About this exercise → Copy out each line of the material that includes the word "Chimerism".
┏━━
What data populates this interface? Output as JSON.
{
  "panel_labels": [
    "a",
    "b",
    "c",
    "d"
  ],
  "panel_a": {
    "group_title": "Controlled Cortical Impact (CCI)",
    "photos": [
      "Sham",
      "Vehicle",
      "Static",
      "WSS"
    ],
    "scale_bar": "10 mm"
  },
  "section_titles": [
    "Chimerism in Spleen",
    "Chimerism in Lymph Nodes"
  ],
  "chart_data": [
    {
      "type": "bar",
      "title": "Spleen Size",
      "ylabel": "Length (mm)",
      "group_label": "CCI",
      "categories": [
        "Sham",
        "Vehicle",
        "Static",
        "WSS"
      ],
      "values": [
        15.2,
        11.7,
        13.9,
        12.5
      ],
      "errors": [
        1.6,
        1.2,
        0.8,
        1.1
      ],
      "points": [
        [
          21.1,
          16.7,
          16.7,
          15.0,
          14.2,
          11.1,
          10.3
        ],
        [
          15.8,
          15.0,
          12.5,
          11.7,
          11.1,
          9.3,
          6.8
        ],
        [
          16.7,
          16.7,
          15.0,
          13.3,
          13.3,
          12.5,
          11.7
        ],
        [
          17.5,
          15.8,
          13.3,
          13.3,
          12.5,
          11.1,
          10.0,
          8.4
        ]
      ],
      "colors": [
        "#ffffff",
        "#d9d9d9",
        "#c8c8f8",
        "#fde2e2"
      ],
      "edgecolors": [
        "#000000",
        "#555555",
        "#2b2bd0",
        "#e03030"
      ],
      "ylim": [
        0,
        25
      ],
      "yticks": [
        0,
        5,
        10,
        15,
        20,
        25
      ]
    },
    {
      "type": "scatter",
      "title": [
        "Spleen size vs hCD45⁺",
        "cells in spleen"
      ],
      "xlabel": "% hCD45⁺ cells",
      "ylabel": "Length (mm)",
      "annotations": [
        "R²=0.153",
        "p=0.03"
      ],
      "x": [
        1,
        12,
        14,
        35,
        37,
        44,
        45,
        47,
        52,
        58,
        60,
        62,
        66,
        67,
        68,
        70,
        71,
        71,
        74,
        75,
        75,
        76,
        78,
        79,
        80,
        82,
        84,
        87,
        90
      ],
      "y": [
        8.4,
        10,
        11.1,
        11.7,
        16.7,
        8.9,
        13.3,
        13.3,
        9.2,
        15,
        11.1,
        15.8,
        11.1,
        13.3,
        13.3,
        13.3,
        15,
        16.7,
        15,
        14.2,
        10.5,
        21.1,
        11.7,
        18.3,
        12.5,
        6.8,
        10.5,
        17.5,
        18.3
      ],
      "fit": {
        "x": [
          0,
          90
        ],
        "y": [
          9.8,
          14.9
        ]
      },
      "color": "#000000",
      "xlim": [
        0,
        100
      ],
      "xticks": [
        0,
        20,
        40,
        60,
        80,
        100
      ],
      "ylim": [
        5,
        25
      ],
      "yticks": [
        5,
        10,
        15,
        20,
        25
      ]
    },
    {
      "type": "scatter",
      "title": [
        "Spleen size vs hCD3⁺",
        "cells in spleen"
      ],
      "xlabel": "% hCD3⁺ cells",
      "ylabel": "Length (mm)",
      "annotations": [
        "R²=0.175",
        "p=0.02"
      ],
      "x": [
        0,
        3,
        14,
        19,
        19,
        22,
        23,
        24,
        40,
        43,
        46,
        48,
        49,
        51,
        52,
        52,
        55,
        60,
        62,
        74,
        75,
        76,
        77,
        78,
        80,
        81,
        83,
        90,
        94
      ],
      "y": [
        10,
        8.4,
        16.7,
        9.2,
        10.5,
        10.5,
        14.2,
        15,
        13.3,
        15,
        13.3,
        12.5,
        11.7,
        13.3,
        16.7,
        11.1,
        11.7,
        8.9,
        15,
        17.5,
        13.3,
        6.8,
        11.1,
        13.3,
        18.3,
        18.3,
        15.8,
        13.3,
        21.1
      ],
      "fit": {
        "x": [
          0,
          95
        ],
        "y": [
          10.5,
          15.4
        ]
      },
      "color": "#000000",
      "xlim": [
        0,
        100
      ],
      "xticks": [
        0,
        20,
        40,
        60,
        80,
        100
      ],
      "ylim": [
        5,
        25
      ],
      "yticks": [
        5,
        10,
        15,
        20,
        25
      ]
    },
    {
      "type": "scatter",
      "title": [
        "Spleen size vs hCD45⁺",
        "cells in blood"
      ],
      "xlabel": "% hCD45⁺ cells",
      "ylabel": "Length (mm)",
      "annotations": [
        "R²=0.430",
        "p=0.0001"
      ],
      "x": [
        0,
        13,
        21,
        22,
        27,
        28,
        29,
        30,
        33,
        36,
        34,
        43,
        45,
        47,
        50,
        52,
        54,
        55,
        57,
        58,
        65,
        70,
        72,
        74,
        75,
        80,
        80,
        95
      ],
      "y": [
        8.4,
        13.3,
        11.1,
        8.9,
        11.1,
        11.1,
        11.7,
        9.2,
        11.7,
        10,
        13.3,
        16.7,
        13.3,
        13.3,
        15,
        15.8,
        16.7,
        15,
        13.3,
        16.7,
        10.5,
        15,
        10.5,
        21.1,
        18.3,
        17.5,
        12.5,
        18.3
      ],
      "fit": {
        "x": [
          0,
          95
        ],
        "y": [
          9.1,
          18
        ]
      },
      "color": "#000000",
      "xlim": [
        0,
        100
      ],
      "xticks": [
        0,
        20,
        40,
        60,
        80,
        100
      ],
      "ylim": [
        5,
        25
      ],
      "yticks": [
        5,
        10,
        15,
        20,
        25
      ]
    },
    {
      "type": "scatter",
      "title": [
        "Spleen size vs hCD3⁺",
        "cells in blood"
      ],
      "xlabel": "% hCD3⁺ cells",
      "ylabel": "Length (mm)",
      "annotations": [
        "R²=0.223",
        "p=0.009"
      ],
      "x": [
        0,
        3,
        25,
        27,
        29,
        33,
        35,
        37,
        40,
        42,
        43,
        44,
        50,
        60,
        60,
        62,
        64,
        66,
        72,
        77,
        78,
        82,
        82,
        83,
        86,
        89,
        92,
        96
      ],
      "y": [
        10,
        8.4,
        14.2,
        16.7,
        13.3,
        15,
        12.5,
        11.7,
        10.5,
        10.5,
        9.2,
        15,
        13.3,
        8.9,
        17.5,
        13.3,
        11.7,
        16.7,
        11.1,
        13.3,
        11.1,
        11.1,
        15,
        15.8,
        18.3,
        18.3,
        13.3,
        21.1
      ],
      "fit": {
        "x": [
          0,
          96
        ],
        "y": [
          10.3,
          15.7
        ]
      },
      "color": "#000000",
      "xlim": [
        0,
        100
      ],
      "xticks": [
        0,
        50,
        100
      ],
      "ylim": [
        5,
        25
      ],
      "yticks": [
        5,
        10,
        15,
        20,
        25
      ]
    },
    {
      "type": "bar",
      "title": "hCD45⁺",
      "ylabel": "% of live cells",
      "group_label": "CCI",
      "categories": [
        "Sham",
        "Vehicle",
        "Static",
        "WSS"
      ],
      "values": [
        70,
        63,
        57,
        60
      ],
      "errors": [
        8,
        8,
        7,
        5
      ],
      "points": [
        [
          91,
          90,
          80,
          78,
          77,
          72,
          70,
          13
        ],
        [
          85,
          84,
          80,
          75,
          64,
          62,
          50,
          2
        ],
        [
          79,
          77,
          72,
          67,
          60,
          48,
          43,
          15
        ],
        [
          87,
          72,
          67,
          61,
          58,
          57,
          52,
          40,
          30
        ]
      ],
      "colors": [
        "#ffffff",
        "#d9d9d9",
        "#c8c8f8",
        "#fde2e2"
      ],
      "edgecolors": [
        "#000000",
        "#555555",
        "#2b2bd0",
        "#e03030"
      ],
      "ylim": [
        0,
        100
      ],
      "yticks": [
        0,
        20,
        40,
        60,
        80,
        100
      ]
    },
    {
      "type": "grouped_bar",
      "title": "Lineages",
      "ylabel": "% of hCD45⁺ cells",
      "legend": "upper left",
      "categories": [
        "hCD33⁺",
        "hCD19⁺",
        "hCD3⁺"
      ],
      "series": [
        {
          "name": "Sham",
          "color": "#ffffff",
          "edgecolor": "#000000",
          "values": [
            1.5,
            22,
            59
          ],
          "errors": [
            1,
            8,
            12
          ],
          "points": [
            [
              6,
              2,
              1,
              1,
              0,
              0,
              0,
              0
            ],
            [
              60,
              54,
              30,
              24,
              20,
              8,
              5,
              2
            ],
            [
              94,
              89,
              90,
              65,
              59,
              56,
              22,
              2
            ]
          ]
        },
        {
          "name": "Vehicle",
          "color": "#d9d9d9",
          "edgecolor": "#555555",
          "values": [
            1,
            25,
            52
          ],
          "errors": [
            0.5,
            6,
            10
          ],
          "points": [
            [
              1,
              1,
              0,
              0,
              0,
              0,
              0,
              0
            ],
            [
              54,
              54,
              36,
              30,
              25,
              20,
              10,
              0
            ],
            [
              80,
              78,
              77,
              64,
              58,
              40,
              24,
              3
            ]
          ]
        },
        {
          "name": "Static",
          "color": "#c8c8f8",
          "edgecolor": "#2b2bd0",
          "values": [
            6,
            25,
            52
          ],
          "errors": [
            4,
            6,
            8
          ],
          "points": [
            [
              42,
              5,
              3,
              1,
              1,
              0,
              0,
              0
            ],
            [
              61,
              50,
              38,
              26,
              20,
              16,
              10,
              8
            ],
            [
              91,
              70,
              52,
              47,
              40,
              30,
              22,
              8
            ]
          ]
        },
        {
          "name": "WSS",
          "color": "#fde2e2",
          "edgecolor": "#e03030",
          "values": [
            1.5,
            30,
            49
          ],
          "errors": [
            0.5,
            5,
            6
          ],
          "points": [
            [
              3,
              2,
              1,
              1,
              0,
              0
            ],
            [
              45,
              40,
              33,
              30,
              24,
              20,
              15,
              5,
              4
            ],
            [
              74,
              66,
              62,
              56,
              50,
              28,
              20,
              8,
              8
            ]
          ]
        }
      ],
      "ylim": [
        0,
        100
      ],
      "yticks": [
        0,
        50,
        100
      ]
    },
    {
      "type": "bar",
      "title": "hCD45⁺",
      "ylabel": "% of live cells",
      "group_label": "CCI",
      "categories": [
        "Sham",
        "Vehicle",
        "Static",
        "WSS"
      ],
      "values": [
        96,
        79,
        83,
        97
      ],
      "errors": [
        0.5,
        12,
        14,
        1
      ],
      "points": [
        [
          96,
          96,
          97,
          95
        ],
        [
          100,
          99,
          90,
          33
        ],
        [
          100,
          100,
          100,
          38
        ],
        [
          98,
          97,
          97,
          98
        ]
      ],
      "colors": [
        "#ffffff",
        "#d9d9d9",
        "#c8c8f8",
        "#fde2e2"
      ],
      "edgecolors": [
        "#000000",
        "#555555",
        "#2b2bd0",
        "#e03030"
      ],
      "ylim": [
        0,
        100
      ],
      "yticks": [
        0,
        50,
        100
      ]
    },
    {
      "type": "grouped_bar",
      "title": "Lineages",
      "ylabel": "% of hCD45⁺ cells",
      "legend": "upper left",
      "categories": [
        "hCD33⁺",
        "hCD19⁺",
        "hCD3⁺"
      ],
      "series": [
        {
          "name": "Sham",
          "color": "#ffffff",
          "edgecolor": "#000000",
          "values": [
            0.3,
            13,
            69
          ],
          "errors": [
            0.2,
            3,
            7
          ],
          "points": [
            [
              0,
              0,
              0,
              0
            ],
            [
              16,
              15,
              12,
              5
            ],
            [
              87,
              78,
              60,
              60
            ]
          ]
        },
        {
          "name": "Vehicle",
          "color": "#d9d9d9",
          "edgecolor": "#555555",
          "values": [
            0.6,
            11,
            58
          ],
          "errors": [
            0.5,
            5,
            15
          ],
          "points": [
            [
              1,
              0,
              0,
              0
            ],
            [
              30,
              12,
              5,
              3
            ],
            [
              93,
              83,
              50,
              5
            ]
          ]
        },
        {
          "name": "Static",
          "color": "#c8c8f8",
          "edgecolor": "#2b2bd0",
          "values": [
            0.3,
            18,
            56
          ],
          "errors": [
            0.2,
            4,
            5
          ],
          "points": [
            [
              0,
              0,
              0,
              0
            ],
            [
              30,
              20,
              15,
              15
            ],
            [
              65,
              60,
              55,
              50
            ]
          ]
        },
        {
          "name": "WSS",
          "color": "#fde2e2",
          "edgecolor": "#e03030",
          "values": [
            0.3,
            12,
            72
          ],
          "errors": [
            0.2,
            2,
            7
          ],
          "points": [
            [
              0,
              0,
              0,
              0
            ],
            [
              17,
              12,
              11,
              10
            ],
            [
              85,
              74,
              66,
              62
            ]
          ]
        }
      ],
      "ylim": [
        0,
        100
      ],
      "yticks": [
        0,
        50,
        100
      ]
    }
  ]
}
┗━━
Output of the exercise →
    "Chimerism in Spleen",
    "Chimerism in Lymph Nodes"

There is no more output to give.